Begin

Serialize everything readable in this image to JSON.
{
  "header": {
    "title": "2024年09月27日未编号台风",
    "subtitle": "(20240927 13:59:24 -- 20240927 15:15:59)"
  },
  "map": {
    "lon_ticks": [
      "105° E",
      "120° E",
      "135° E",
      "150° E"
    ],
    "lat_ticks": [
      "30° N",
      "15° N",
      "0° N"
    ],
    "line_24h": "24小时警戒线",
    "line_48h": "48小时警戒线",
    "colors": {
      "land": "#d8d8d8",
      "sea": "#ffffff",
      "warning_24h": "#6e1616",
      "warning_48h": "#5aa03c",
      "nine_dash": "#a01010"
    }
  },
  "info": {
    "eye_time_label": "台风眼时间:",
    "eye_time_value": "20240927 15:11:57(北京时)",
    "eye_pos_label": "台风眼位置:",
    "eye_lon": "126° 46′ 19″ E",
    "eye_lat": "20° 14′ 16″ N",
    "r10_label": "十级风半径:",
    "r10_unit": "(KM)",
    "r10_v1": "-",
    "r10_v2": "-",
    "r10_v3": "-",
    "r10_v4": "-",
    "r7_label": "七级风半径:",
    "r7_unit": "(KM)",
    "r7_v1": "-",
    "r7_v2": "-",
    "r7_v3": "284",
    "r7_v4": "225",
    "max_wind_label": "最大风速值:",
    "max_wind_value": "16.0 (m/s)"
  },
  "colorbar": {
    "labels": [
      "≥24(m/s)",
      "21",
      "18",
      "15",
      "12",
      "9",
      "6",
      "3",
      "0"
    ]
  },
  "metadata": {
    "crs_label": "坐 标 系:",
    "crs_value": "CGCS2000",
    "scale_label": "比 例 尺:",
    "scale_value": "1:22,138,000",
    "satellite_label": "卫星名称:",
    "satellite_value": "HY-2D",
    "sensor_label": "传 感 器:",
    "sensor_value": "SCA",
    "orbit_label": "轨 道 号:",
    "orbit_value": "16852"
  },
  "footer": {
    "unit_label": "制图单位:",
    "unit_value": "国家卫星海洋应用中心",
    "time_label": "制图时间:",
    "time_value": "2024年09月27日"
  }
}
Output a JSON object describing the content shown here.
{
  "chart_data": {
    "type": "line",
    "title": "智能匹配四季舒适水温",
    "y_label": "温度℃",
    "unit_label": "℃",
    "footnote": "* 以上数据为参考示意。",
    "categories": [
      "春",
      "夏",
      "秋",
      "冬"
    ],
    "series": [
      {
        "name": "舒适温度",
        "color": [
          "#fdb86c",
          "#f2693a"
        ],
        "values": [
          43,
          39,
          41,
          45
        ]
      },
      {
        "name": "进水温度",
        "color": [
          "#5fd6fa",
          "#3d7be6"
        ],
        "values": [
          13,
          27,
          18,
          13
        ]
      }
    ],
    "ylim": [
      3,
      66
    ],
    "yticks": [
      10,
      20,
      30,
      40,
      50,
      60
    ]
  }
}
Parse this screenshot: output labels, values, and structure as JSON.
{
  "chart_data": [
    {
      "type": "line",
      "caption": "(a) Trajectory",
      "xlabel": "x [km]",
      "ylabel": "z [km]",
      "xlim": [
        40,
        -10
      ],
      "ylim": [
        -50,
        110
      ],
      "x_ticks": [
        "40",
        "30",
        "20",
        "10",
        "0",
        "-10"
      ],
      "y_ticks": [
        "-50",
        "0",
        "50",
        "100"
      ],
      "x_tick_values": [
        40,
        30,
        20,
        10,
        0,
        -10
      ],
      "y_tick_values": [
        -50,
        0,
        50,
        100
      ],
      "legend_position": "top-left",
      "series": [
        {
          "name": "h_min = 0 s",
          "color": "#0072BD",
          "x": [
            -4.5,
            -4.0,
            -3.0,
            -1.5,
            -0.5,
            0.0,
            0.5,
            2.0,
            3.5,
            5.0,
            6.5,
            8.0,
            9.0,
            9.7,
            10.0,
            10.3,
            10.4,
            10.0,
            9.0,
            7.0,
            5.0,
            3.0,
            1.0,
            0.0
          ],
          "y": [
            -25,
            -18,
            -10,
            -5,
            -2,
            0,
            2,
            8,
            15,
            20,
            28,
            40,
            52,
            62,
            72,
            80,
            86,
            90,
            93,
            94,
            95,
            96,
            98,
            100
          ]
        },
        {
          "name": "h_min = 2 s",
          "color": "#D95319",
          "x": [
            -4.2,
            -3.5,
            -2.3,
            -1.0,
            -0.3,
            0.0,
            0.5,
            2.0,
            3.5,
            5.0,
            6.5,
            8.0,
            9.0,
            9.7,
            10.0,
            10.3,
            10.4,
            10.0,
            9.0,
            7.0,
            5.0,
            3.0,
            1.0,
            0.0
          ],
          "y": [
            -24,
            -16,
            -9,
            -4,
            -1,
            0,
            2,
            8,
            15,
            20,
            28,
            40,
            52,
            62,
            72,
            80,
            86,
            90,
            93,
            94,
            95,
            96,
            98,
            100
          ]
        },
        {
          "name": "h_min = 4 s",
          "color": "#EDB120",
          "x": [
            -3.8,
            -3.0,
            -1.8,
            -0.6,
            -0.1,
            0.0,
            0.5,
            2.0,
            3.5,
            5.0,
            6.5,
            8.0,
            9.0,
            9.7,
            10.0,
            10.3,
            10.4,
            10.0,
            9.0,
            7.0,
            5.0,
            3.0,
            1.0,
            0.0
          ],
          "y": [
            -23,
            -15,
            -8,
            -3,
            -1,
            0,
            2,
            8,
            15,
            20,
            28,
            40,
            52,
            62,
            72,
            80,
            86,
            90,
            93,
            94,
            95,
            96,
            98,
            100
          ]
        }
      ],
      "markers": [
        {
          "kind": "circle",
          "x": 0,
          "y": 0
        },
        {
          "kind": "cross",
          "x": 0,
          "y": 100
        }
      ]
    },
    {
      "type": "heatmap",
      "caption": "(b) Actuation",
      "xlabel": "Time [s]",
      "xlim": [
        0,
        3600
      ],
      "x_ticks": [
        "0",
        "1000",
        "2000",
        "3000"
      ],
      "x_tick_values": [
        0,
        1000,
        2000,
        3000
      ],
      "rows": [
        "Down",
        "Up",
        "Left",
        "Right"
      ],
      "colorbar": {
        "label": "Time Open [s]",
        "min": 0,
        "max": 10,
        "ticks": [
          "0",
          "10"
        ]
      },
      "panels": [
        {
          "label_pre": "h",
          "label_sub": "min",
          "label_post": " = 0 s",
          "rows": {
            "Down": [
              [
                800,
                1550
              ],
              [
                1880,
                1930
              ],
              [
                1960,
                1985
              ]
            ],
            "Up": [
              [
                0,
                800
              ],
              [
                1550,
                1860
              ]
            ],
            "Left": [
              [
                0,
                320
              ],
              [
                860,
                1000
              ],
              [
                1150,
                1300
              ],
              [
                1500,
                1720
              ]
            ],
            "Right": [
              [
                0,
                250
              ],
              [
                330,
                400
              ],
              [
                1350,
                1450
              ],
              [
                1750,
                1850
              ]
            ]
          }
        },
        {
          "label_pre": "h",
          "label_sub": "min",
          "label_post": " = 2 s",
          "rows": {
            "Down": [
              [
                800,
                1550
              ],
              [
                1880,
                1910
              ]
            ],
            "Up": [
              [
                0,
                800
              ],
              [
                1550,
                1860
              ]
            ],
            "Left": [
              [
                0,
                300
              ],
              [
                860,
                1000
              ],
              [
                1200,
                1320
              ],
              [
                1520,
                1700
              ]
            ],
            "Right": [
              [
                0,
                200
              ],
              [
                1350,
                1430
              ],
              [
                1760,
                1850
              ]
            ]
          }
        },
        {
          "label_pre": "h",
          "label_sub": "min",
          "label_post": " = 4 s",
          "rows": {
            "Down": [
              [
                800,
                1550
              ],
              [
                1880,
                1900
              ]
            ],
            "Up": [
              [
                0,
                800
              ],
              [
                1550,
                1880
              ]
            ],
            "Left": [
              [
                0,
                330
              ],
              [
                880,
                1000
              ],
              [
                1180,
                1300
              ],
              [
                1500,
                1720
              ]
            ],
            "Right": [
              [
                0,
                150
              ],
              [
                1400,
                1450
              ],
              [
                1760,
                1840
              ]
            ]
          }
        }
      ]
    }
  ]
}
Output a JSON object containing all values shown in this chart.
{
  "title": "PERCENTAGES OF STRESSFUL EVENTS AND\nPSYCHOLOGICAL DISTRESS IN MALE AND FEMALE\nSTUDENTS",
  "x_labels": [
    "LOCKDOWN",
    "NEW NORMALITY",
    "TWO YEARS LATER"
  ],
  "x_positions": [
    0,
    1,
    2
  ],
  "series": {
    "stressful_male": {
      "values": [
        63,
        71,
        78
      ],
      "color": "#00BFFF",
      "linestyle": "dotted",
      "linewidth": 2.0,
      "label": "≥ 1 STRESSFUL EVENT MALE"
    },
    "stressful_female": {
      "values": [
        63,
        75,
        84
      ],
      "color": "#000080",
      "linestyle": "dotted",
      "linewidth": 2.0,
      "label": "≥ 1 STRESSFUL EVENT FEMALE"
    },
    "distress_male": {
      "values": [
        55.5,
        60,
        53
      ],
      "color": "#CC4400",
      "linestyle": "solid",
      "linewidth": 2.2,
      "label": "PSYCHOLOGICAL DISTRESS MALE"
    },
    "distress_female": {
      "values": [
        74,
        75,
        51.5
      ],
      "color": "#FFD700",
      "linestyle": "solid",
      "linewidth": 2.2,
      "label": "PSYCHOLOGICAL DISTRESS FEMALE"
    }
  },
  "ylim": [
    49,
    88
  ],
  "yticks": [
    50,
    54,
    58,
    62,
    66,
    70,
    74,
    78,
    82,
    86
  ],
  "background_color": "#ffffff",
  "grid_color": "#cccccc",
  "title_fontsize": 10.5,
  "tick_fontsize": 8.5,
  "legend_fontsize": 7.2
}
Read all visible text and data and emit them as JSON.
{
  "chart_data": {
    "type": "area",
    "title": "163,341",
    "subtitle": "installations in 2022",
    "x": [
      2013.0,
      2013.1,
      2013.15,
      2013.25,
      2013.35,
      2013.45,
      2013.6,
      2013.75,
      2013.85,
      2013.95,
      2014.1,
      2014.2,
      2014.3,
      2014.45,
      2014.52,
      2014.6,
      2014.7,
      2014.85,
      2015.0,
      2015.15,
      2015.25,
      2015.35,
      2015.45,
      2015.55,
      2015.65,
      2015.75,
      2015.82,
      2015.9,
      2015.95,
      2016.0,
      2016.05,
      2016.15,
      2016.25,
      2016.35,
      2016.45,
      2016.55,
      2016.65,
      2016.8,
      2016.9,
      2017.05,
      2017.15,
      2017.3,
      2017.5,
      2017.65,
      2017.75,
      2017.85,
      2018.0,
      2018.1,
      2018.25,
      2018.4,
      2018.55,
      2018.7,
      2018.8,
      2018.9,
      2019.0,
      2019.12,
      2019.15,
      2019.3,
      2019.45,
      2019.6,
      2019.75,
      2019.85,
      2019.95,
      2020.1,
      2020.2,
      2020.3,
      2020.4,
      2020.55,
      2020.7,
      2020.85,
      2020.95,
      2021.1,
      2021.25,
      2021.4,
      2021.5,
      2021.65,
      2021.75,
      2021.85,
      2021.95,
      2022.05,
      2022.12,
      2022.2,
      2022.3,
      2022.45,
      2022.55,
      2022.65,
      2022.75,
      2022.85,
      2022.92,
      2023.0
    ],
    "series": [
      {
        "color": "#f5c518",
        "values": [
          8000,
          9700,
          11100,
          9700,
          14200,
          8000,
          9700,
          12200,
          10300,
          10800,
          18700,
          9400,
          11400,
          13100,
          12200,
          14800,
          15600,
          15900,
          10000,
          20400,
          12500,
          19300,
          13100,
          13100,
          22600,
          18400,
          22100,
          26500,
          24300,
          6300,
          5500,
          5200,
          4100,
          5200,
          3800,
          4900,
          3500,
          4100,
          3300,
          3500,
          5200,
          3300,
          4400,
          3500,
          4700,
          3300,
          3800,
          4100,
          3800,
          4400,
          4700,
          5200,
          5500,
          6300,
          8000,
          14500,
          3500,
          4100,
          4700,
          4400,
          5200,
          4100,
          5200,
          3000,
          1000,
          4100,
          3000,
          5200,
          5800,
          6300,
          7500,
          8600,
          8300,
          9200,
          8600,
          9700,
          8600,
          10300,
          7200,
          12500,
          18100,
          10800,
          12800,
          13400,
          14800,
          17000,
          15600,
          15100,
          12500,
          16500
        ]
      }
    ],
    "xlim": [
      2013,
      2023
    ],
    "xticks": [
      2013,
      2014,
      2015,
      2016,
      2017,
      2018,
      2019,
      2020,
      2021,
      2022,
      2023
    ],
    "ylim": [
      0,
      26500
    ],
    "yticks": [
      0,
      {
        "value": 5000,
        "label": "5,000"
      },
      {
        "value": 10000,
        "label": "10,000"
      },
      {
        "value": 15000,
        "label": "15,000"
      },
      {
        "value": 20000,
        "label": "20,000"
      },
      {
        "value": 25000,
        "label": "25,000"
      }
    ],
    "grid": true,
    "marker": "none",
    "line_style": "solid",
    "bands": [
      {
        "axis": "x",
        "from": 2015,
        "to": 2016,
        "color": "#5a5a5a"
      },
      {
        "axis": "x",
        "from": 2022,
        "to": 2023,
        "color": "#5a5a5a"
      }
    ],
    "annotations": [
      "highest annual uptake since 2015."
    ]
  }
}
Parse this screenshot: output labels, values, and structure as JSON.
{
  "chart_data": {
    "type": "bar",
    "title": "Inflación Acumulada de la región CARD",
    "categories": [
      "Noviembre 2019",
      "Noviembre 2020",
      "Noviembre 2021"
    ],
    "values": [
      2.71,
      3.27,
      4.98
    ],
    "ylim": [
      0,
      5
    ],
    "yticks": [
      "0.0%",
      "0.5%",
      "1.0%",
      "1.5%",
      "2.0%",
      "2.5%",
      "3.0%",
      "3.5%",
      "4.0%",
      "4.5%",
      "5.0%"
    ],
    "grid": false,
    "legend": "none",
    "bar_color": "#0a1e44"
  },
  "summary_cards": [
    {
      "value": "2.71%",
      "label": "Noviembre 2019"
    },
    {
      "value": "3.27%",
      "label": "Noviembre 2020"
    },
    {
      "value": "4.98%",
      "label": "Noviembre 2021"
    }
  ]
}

End

Work to be completed >> Work out how many lines of the listing above include the word "this". Report only the number.

Result of the exercise >> 4